▶ _EXERCISE GOAL_: For the data that follows, report how many lines contain the word "个单位后的对应点为", and nothing else.

▶ _STORED DATA_:
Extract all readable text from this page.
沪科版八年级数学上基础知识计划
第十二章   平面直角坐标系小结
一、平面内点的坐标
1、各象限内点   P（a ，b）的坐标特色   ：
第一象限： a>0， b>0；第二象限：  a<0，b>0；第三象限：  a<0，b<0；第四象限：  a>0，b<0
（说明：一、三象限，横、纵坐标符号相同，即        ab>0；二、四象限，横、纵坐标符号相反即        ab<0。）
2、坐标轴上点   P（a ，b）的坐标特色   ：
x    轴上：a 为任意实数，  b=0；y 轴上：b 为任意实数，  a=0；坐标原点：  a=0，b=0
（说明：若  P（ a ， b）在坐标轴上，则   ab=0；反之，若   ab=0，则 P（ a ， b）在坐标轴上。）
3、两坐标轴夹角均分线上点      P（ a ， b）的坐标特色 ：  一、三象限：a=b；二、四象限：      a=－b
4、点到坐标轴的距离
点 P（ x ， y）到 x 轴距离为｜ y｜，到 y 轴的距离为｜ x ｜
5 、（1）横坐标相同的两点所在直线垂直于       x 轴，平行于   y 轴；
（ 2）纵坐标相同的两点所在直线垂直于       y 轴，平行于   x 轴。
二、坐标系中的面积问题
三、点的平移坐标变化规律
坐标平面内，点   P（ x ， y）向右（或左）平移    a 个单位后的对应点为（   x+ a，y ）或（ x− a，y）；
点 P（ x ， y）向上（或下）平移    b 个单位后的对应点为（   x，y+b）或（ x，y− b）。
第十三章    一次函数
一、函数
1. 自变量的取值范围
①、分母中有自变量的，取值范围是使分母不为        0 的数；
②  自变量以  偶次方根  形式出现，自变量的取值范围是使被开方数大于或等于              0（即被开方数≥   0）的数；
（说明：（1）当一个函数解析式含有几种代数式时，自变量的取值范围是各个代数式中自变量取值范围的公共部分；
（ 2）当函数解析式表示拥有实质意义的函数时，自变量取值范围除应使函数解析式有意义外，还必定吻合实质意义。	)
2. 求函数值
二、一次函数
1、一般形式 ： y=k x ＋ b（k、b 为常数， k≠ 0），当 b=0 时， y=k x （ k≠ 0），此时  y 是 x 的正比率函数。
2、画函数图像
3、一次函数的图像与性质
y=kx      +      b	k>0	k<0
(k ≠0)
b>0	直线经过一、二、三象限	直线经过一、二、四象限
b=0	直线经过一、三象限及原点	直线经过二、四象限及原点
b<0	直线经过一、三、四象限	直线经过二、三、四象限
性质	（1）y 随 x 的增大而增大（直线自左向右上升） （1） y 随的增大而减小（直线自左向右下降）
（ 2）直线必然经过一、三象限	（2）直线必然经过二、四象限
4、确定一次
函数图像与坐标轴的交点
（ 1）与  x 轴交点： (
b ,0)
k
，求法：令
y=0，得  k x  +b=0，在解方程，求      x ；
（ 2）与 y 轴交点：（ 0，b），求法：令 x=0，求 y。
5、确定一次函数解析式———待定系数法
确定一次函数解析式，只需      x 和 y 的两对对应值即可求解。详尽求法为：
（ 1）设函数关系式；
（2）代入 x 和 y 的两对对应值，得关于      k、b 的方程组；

▶ _WRITTEN REPLY_: 2